Comb the records below for the string "Motion" and copy each line where it turns up.

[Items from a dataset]
§
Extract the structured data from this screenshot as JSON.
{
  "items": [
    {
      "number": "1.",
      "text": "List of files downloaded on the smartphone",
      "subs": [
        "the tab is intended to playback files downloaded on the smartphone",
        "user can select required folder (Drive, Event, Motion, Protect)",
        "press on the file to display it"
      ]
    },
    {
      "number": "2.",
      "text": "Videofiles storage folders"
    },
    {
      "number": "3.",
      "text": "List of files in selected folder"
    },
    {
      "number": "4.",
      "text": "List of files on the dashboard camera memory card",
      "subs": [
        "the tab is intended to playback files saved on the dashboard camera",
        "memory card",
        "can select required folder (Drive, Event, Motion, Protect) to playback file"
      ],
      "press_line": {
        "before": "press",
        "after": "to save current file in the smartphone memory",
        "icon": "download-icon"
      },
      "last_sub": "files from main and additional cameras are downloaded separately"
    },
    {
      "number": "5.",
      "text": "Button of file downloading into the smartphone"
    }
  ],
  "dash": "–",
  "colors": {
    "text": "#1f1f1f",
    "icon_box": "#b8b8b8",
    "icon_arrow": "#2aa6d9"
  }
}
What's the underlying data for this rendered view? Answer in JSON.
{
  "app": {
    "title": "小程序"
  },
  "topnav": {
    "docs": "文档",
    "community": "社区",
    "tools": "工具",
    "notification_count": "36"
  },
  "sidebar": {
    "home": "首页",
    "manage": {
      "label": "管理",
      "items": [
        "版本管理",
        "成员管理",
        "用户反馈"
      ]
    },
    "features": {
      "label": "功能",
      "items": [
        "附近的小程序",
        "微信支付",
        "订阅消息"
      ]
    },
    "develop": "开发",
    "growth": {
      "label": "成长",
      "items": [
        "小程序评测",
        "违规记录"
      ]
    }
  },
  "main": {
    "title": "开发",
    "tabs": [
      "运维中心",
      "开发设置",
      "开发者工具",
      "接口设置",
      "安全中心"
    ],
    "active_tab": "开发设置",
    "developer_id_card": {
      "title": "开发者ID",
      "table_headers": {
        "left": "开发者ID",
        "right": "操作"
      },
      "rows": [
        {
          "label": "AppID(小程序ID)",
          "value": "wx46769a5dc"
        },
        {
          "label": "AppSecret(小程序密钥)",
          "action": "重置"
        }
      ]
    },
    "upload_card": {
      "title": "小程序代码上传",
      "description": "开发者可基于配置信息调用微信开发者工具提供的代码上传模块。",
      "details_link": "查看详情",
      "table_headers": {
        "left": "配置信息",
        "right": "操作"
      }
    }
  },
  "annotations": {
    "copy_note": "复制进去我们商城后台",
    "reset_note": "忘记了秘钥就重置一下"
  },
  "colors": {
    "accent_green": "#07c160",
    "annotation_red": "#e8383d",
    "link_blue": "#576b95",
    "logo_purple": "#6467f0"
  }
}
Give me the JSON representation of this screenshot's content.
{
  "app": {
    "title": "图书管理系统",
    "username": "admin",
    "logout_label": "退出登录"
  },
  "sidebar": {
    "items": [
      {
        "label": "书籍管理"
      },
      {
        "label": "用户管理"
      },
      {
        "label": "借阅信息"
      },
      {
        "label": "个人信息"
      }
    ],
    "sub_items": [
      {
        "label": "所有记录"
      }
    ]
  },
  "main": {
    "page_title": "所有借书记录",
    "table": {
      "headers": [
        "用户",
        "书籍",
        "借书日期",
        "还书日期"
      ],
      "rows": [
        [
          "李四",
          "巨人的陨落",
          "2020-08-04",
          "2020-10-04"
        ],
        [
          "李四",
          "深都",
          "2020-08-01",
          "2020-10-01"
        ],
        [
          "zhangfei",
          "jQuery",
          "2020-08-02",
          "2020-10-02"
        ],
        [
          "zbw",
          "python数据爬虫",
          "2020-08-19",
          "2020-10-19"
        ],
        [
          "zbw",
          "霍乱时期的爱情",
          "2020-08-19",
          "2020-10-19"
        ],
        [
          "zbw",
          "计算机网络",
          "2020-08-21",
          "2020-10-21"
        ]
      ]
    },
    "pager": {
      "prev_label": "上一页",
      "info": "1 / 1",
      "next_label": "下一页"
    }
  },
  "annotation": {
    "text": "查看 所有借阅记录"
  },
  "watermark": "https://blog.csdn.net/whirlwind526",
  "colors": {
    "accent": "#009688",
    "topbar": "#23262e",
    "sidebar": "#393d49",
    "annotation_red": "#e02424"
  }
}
§
### Answer below
        "user can select required folder (Drive, Event, Motion, Protect)",
        "can select required folder (Drive, Event, Motion, Protect) to playback file"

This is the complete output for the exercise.